WHAT THIS TASK INVOLVES: Determine the number of lines in these entries that hold the word "object". Give the number and nothing more.

#### PROVIDED INFORMATION

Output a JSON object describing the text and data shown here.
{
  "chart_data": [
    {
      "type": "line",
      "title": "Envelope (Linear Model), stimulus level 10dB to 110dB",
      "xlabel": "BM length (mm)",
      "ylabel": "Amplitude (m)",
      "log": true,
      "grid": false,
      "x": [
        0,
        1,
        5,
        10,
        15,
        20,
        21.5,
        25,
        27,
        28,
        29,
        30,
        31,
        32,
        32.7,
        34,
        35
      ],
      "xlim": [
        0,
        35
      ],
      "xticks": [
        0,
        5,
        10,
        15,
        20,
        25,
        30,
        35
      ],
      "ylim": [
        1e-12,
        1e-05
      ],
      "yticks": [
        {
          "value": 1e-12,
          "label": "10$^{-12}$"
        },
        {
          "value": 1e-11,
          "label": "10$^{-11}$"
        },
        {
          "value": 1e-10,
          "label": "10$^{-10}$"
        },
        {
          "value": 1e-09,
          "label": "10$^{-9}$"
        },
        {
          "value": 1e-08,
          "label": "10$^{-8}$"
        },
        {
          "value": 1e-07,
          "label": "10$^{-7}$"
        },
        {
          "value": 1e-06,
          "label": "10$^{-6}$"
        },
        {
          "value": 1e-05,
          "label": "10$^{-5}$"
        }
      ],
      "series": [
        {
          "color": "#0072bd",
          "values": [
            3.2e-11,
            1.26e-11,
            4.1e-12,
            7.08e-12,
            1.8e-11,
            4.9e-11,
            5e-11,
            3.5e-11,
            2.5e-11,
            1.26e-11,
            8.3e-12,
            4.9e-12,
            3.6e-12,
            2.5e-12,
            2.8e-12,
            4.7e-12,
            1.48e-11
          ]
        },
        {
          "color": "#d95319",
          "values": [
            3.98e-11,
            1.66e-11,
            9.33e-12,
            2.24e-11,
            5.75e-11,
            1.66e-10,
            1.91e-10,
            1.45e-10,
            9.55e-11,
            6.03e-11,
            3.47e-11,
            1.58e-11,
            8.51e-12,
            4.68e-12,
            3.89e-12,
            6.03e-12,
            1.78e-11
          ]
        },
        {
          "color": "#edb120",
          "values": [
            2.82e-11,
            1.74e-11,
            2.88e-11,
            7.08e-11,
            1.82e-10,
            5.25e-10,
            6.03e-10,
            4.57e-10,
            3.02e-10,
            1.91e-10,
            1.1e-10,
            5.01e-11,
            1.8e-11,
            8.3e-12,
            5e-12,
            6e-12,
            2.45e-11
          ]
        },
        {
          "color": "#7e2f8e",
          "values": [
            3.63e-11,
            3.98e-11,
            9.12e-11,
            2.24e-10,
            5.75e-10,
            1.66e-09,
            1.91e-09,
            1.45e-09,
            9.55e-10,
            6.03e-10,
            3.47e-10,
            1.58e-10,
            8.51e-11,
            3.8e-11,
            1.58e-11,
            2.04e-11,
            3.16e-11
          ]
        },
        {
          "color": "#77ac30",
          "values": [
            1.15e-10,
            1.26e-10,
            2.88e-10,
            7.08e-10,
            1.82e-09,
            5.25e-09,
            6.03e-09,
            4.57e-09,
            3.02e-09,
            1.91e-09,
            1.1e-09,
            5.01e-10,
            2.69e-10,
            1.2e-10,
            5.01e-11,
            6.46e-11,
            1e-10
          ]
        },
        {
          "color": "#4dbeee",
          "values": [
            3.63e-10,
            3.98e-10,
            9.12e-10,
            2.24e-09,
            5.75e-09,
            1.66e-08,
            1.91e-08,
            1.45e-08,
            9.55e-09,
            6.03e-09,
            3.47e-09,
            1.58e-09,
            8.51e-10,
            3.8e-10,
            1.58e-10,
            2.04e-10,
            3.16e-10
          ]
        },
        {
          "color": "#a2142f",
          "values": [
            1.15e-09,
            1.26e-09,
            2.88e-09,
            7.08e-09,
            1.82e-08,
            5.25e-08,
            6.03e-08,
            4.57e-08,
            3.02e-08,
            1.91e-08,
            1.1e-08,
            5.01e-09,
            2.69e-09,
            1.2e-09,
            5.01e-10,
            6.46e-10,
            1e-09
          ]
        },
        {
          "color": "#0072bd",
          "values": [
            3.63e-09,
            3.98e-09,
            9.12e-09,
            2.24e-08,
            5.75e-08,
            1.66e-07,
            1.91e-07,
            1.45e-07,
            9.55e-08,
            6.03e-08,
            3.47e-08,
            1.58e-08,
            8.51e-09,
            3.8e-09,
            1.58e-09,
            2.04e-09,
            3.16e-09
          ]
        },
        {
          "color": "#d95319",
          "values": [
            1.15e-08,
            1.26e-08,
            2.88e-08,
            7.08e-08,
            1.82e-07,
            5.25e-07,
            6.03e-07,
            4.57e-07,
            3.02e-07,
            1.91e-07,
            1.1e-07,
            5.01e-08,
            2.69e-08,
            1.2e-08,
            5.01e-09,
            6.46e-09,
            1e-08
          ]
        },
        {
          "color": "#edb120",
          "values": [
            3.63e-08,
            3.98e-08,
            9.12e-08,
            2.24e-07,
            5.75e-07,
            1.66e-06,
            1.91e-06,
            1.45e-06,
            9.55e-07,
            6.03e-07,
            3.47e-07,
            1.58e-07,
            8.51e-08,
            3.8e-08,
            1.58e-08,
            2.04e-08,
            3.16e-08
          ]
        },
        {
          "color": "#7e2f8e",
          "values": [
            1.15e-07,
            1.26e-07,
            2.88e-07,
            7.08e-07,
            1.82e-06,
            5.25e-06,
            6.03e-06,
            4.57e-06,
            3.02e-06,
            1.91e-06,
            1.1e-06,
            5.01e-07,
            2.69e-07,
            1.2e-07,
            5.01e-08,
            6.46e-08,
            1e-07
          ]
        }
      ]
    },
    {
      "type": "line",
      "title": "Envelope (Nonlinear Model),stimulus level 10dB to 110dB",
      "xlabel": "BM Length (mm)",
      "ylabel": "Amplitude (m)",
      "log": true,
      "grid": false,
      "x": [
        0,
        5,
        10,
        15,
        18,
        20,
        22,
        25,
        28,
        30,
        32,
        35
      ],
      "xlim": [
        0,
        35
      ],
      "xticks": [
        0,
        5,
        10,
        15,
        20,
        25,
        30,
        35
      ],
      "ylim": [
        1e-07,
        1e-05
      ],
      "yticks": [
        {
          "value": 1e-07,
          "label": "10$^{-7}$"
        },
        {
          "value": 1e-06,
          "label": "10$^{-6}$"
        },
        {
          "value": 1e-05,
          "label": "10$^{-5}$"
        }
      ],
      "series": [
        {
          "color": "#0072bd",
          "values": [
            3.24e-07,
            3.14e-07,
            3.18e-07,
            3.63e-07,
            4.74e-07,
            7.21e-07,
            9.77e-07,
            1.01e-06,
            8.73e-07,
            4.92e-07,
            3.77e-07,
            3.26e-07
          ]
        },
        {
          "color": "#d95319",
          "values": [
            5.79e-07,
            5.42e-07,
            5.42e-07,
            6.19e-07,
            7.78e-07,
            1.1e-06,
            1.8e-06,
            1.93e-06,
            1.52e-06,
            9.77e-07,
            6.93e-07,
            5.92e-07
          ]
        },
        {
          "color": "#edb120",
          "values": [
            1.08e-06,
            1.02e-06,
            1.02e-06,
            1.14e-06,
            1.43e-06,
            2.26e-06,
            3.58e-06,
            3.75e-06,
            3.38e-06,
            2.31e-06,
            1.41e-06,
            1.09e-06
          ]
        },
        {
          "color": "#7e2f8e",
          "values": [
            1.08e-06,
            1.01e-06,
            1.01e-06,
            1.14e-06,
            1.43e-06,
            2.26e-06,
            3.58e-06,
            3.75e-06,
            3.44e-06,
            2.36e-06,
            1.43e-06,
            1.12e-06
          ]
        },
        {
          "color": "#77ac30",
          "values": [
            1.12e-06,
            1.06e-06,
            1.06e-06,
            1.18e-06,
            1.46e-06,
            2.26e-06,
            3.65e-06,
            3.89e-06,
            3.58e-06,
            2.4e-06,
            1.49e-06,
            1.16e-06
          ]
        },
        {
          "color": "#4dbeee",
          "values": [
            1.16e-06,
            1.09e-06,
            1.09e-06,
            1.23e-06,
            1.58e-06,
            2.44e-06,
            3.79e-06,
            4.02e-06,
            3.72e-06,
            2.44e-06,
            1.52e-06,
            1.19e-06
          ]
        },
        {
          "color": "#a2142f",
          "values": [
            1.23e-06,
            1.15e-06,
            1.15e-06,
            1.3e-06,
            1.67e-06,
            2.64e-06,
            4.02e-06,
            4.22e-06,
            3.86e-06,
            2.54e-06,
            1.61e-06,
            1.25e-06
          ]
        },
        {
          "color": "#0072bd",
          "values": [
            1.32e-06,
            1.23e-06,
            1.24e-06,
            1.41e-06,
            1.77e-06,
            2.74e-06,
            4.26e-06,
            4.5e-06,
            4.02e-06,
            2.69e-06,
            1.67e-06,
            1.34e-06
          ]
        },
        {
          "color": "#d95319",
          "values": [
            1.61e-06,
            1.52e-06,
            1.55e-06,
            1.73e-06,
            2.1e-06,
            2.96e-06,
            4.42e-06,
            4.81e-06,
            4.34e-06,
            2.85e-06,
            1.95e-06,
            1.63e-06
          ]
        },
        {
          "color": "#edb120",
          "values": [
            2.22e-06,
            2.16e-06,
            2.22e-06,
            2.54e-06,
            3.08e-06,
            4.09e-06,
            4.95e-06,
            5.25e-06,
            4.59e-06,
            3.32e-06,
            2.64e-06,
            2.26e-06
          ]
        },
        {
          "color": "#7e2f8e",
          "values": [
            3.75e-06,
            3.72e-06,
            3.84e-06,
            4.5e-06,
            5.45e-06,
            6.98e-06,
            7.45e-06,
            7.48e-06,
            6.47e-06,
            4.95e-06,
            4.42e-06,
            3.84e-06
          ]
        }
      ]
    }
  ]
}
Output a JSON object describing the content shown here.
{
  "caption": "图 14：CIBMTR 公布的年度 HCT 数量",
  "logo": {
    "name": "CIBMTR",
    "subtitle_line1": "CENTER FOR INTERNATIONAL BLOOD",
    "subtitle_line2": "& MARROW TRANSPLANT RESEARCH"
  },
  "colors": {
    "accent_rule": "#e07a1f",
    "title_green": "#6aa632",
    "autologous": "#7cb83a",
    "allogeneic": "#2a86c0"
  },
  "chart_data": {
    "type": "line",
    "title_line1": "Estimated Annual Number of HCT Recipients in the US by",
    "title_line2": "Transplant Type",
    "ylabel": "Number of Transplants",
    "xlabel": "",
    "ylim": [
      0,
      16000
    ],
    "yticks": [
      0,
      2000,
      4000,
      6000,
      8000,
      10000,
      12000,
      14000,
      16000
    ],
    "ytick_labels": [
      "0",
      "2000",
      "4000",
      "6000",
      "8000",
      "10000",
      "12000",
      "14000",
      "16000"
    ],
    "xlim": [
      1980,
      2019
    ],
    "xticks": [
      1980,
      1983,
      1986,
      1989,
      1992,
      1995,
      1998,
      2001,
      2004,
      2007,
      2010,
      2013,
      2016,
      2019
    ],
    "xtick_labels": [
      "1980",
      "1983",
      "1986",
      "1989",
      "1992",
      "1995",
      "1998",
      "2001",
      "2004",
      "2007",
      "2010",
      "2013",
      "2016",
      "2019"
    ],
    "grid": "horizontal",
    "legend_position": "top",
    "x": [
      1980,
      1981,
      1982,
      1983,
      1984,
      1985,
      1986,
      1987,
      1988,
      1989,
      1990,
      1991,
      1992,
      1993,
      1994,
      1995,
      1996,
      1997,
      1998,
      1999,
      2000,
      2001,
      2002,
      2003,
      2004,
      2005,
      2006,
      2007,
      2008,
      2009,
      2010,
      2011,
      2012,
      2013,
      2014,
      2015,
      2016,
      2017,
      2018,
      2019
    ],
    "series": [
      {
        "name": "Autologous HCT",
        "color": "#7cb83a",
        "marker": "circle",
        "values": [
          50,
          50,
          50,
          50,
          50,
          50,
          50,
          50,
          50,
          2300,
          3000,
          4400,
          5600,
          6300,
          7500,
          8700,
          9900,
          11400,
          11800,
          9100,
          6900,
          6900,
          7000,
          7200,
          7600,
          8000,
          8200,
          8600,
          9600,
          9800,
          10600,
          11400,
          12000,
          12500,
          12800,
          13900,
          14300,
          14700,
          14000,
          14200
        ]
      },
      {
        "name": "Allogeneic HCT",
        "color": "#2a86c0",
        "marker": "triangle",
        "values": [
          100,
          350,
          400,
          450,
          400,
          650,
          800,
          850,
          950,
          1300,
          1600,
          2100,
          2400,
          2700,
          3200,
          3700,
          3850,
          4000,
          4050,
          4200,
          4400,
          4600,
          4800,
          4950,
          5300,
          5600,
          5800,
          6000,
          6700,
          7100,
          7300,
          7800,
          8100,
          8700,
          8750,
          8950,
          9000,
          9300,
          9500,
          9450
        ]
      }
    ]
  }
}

########

RESULT FOR THIS TASK: 2